Aim of the task: Locate the word "XVIII" in the material, then show every line that holds it.

Data entries:
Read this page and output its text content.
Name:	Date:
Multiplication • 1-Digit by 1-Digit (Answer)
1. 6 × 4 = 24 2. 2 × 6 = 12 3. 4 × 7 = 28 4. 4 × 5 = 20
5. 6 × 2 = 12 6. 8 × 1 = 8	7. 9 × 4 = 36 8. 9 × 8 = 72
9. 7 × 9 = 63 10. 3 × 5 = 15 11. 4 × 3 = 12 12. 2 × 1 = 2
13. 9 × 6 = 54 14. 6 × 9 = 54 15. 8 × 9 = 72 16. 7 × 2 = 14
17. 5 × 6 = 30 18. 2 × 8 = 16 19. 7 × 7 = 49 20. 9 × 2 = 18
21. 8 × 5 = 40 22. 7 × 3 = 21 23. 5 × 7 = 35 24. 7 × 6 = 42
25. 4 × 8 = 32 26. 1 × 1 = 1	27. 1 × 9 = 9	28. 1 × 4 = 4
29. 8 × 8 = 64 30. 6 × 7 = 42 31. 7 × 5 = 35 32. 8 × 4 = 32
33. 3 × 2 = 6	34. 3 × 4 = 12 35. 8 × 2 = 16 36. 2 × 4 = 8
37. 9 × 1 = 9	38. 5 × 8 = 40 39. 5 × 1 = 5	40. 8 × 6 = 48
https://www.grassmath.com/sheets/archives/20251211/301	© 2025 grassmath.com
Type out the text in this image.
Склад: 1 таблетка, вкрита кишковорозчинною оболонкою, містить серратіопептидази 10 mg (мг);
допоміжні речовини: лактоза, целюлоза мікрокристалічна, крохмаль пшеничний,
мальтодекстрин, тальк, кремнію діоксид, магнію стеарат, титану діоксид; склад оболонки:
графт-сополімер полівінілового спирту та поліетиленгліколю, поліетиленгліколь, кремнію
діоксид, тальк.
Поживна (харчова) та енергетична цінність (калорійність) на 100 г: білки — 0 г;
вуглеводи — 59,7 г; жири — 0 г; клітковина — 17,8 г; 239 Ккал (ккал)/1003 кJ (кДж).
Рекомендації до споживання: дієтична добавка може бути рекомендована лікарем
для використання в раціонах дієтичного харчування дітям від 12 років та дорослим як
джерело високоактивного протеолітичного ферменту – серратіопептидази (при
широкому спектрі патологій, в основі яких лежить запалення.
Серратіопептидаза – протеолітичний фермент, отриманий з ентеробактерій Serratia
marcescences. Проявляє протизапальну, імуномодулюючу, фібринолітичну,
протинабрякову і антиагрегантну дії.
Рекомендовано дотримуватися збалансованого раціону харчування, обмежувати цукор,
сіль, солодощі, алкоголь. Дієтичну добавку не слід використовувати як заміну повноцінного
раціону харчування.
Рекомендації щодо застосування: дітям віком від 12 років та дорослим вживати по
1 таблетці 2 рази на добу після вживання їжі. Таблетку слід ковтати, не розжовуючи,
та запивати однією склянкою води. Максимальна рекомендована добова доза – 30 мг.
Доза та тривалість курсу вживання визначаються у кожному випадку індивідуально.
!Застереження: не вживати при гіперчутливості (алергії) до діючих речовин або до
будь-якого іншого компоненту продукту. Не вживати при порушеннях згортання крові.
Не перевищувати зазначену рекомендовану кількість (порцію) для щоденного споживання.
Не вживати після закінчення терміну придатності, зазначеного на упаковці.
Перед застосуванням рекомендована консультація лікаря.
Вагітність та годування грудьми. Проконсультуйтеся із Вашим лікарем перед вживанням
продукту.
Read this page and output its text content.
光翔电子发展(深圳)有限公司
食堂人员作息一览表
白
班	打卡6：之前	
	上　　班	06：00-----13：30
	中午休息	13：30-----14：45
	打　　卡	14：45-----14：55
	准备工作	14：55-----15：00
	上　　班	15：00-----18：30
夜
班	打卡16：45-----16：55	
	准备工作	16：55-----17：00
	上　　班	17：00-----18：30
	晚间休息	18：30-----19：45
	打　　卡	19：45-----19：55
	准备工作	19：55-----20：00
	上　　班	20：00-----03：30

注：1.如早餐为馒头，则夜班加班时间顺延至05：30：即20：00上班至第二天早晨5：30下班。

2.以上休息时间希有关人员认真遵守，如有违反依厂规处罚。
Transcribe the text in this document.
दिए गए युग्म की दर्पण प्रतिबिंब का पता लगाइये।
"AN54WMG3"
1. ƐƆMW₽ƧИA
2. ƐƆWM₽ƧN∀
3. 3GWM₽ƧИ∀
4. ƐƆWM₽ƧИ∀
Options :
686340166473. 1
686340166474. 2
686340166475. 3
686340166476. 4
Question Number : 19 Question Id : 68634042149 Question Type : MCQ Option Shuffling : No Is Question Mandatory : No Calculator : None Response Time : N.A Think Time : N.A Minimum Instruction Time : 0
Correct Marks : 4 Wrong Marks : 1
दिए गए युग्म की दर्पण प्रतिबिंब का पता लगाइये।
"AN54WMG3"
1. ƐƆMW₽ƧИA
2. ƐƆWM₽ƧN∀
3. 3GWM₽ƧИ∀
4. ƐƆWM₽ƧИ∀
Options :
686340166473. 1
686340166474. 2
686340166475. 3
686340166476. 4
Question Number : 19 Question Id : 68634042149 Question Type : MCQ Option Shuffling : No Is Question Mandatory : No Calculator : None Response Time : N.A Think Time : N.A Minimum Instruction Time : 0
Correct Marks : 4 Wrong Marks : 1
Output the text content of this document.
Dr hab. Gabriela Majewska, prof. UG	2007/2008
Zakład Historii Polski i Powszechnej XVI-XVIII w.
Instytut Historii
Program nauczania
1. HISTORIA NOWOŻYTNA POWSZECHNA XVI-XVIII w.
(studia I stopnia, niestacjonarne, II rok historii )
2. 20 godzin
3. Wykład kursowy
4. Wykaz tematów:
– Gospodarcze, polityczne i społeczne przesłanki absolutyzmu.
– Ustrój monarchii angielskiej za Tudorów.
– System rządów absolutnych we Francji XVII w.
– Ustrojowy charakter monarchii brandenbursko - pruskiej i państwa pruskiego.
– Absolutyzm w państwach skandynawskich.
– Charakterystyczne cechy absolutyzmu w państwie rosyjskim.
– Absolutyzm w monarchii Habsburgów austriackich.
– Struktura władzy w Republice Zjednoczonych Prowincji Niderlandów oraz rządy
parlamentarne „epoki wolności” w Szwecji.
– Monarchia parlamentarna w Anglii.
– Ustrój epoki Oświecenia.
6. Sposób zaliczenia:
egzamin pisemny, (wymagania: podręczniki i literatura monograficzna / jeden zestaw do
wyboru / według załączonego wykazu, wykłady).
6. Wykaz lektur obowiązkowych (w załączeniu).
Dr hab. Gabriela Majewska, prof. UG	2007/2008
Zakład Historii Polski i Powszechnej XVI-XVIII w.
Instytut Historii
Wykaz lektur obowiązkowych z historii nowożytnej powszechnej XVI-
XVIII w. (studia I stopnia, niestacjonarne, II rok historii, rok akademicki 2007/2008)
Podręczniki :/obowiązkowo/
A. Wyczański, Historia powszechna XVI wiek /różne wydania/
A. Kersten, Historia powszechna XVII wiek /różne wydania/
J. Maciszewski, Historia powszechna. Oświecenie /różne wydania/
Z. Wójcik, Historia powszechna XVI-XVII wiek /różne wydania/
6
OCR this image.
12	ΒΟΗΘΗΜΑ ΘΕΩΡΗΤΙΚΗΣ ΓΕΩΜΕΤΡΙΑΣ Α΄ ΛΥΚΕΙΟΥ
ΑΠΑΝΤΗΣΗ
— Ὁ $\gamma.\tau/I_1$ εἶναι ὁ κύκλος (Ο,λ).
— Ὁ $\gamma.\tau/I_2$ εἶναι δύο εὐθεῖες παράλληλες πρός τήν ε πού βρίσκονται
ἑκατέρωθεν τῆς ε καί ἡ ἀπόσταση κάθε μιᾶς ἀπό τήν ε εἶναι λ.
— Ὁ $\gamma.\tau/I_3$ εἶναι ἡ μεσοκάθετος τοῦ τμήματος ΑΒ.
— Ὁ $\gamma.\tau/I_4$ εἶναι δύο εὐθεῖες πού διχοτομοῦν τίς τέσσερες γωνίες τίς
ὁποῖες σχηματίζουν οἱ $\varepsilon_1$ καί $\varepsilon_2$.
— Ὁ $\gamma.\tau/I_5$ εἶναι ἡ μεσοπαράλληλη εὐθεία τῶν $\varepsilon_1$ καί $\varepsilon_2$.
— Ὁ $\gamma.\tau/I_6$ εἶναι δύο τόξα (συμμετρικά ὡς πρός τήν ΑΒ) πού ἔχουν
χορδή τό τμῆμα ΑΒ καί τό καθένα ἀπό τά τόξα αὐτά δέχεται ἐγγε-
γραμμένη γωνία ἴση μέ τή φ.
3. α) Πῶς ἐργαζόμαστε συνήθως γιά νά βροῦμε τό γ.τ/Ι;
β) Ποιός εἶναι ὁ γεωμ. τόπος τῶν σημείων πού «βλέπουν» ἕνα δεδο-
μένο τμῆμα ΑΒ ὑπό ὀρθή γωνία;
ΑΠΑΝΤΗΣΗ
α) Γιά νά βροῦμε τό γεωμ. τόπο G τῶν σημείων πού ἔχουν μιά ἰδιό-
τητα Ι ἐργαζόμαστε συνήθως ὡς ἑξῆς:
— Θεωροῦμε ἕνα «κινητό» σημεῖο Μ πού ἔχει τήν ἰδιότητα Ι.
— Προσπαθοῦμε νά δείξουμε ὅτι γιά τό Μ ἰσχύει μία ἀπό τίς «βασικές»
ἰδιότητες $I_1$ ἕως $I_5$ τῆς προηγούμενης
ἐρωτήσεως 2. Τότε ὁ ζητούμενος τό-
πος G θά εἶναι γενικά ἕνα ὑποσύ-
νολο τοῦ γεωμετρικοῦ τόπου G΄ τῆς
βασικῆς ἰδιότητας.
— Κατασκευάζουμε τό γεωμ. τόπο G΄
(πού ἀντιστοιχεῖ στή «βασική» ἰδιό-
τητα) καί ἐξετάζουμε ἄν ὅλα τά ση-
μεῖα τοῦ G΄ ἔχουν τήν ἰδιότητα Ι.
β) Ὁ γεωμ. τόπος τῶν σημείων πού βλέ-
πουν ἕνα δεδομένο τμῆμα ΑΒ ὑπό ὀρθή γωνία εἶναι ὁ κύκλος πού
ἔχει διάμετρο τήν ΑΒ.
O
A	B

Reply to the task:
Zakład Historii Polski i Powszechnej XVI-XVIII w.
1. HISTORIA NOWOŻYTNA POWSZECHNA XVI-XVIII w.
Zakład Historii Polski i Powszechnej XVI-XVIII w.
XVIII w. (studia I stopnia, niestacjonarne, II rok historii, rok akademicki 2007/2008)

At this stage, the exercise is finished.